== What is needed ==
Repeat the listing in full, word for word.

§

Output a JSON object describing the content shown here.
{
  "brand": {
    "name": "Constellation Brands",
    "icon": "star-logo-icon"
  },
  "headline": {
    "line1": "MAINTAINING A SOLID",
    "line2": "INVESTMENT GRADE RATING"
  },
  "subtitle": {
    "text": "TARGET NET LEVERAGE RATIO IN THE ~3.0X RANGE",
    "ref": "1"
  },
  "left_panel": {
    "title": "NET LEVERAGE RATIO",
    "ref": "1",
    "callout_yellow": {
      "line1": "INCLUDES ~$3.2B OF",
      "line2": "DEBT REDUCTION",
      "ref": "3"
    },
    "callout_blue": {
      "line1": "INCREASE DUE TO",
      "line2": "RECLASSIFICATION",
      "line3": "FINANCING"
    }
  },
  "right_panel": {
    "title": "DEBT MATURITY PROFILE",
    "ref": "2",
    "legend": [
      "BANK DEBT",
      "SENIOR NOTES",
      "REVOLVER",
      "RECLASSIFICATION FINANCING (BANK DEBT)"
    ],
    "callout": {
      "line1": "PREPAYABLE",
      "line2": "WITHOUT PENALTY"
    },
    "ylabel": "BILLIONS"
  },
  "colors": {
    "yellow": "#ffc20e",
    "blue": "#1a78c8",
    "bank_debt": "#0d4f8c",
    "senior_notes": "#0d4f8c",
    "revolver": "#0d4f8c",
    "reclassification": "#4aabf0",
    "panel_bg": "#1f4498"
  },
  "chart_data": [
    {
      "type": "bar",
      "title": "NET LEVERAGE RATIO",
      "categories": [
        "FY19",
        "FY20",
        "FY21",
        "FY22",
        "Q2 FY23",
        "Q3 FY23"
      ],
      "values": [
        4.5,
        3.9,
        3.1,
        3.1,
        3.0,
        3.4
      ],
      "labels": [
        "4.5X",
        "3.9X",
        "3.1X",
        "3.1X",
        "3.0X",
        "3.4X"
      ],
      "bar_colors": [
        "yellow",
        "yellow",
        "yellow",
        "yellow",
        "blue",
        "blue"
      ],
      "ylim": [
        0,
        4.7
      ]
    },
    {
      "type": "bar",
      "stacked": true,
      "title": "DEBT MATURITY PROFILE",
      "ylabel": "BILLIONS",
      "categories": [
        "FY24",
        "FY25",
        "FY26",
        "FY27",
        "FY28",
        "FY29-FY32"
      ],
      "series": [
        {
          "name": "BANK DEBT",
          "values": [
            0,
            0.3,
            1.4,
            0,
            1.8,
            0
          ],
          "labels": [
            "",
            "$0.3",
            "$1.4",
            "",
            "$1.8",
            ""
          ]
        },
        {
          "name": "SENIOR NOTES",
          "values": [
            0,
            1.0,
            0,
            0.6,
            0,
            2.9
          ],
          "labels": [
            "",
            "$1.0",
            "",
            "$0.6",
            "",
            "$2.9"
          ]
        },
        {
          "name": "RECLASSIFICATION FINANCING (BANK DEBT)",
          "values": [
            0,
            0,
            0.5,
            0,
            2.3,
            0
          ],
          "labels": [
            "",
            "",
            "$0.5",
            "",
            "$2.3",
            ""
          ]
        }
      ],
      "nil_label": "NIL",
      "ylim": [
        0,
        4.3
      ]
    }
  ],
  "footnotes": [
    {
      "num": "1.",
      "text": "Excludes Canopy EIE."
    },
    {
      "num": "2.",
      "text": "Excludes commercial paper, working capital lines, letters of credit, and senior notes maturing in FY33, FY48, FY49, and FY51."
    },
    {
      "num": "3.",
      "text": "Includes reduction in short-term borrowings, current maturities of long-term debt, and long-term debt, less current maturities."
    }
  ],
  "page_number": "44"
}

§

== Exercise answer ==
Output a JSON object describing the content shown here.
{
  "brand": {
    "name": "Constellation Brands",
    "icon": "star-logo-icon"
  },
  "headline": {
    "line1": "MAINTAINING A SOLID",
    "line2": "INVESTMENT GRADE RATING"
  },
  "subtitle": {
    "text": "TARGET NET LEVERAGE RATIO IN THE ~3.0X RANGE",
    "ref": "1"
  },
  "left_panel": {
    "title": "NET LEVERAGE RATIO",
    "ref": "1",
    "callout_yellow": {
      "line1": "INCLUDES ~$3.2B OF",
      "line2": "DEBT REDUCTION",
      "ref": "3"
    },
    "callout_blue": {
      "line1": "INCREASE DUE TO",
      "line2": "RECLASSIFICATION",
      "line3": "FINANCING"
    }
  },
  "right_panel": {
    "title": "DEBT MATURITY PROFILE",
    "ref": "2",
    "legend": [
      "BANK DEBT",
      "SENIOR NOTES",
      "REVOLVER",
      "RECLASSIFICATION FINANCING (BANK DEBT)"
    ],
    "callout": {
      "line1": "PREPAYABLE",
      "line2": "WITHOUT PENALTY"
    },
    "ylabel": "BILLIONS"
  },
  "colors": {
    "yellow": "#ffc20e",
    "blue": "#1a78c8",
    "bank_debt": "#0d4f8c",
    "senior_notes": "#0d4f8c",
    "revolver": "#0d4f8c",
    "reclassification": "#4aabf0",
    "panel_bg": "#1f4498"
  },
  "chart_data": [
    {
      "type": "bar",
      "title": "NET LEVERAGE RATIO",
      "categories": [
        "FY19",
        "FY20",
        "FY21",
        "FY22",
        "Q2 FY23",
        "Q3 FY23"
      ],
      "values": [
        4.5,
        3.9,
        3.1,
        3.1,
        3.0,
        3.4
      ],
      "labels": [
        "4.5X",
        "3.9X",
        "3.1X",
        "3.1X",
        "3.0X",
        "3.4X"
      ],
      "bar_colors": [
        "yellow",
        "yellow",
        "yellow",
        "yellow",
        "blue",
        "blue"
      ],
      "ylim": [
        0,
        4.7
      ]
    },
    {
      "type": "bar",
      "stacked": true,
      "title": "DEBT MATURITY PROFILE",
      "ylabel": "BILLIONS",
      "categories": [
        "FY24",
        "FY25",
        "FY26",
        "FY27",
        "FY28",
        "FY29-FY32"
      ],
      "series": [
        {
          "name": "BANK DEBT",
          "values": [
            0,
            0.3,
            1.4,
            0,
            1.8,
            0
          ],
          "labels": [
            "",
            "$0.3",
            "$1.4",
            "",
            "$1.8",
            ""
          ]
        },
        {
          "name": "SENIOR NOTES",
          "values": [
            0,
            1.0,
            0,
            0.6,
            0,
            2.9
          ],
          "labels": [
            "",
            "$1.0",
            "",
            "$0.6",
            "",
            "$2.9"
          ]
        },
        {
          "name": "RECLASSIFICATION FINANCING (BANK DEBT)",
          "values": [
            0,
            0,
            0.5,
            0,
            2.3,
            0
          ],
          "labels": [
            "",
            "",
            "$0.5",
            "",
            "$2.3",
            ""
          ]
        }
      ],
      "nil_label": "NIL",
      "ylim": [
        0,
        4.3
      ]
    }
  ],
  "footnotes": [
    {
      "num": "1.",
      "text": "Excludes Canopy EIE."
    },
    {
      "num": "2.",
      "text": "Excludes commercial paper, working capital lines, letters of credit, and senior notes maturing in FY33, FY48, FY49, and FY51."
    },
    {
      "num": "3.",
      "text": "Includes reduction in short-term borrowings, current maturities of long-term debt, and long-term debt, less current maturities."
    }
  ],
  "page_number": "44"
}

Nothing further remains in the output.